* START Information supplied *

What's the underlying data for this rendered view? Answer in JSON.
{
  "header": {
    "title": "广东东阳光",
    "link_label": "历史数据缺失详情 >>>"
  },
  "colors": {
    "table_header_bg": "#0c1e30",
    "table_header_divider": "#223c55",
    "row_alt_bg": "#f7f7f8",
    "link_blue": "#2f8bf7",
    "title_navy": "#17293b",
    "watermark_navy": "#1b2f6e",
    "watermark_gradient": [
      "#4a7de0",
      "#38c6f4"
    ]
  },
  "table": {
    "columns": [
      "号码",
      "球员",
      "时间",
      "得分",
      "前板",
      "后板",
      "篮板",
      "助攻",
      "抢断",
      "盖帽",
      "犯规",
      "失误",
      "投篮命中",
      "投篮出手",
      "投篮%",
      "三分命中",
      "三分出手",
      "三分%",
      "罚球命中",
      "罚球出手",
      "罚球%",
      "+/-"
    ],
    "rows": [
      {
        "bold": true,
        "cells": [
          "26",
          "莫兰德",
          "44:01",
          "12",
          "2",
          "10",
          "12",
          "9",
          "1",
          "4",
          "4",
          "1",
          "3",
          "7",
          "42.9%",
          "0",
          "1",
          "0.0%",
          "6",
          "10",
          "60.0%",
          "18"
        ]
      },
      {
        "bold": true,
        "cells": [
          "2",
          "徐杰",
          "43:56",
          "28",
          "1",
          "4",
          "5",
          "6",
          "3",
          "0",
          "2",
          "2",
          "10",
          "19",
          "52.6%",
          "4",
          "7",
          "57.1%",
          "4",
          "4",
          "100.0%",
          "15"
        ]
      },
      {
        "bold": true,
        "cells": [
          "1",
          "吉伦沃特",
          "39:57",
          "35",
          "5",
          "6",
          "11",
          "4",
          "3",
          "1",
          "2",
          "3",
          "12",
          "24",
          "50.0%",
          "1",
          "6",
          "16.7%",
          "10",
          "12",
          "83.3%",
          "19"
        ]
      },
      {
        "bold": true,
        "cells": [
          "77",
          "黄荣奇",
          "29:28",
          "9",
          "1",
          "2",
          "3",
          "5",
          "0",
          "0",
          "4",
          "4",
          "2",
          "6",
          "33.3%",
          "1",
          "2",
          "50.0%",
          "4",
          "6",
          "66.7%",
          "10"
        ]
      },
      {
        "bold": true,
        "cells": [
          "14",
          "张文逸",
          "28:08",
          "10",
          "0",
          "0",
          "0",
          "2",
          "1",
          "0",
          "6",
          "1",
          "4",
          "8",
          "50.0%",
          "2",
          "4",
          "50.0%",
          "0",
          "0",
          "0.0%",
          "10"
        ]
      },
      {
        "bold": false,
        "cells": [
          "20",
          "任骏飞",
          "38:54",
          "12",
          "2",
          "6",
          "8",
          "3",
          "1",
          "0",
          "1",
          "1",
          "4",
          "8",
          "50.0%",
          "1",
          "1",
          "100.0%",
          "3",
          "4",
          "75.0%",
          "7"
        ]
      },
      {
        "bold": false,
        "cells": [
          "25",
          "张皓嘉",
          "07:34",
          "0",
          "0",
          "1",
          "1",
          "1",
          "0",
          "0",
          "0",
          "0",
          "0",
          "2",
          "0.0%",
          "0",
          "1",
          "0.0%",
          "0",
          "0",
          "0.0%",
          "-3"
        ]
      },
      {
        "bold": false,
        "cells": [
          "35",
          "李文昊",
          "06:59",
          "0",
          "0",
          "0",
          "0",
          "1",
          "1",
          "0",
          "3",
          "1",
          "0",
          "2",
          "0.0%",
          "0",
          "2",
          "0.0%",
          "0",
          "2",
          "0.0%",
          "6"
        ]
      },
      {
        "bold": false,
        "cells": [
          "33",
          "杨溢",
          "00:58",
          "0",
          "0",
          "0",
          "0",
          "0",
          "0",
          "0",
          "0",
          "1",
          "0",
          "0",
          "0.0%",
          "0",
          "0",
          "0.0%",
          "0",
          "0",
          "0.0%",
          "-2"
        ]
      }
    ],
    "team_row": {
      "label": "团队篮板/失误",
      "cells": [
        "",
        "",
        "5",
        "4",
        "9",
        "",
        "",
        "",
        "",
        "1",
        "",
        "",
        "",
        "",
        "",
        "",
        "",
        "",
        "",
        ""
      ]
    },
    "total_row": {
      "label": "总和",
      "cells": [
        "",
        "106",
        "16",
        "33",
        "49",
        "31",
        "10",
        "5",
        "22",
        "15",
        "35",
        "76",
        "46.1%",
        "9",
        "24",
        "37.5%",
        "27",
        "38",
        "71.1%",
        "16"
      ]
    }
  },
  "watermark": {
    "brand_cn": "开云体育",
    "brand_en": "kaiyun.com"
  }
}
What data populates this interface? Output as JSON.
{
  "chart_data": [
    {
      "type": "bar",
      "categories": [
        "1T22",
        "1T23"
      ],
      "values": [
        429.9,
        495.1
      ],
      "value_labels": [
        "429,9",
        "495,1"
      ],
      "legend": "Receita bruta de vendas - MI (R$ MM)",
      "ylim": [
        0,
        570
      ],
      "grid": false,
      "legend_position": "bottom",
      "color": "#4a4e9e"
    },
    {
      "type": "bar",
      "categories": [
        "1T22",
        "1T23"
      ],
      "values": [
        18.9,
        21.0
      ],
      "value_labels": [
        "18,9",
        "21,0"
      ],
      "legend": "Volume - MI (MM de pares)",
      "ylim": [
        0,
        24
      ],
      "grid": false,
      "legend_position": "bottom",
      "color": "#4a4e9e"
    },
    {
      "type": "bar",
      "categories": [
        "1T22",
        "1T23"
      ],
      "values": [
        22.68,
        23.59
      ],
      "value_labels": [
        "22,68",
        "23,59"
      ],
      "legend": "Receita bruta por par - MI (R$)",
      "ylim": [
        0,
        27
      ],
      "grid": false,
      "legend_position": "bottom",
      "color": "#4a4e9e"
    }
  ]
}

* END Information supplied *

Problem description:
Extract the lines above from the one containing "What data populates" to the last line, both included, exactly as written.

Result for this task:
What data populates this interface? Output as JSON.
{
  "chart_data": [
    {
      "type": "bar",
      "categories": [
        "1T22",
        "1T23"
      ],
      "values": [
        429.9,
        495.1
      ],
      "value_labels": [
        "429,9",
        "495,1"
      ],
      "legend": "Receita bruta de vendas - MI (R$ MM)",
      "ylim": [
        0,
        570
      ],
      "grid": false,
      "legend_position": "bottom",
      "color": "#4a4e9e"
    },
    {
      "type": "bar",
      "categories": [
        "1T22",
        "1T23"
      ],
      "values": [
        18.9,
        21.0
      ],
      "value_labels": [
        "18,9",
        "21,0"
      ],
      "legend": "Volume - MI (MM de pares)",
      "ylim": [
        0,
        24
      ],
      "grid": false,
      "legend_position": "bottom",
      "color": "#4a4e9e"
    },
    {
      "type": "bar",
      "categories": [
        "1T22",
        "1T23"
      ],
      "values": [
        22.68,
        23.59
      ],
      "value_labels": [
        "22,68",
        "23,59"
      ],
      "legend": "Receita bruta por par - MI (R$)",
      "ylim": [
        0,
        27
      ],
      "grid": false,
      "legend_position": "bottom",
      "color": "#4a4e9e"
    }
  ]
}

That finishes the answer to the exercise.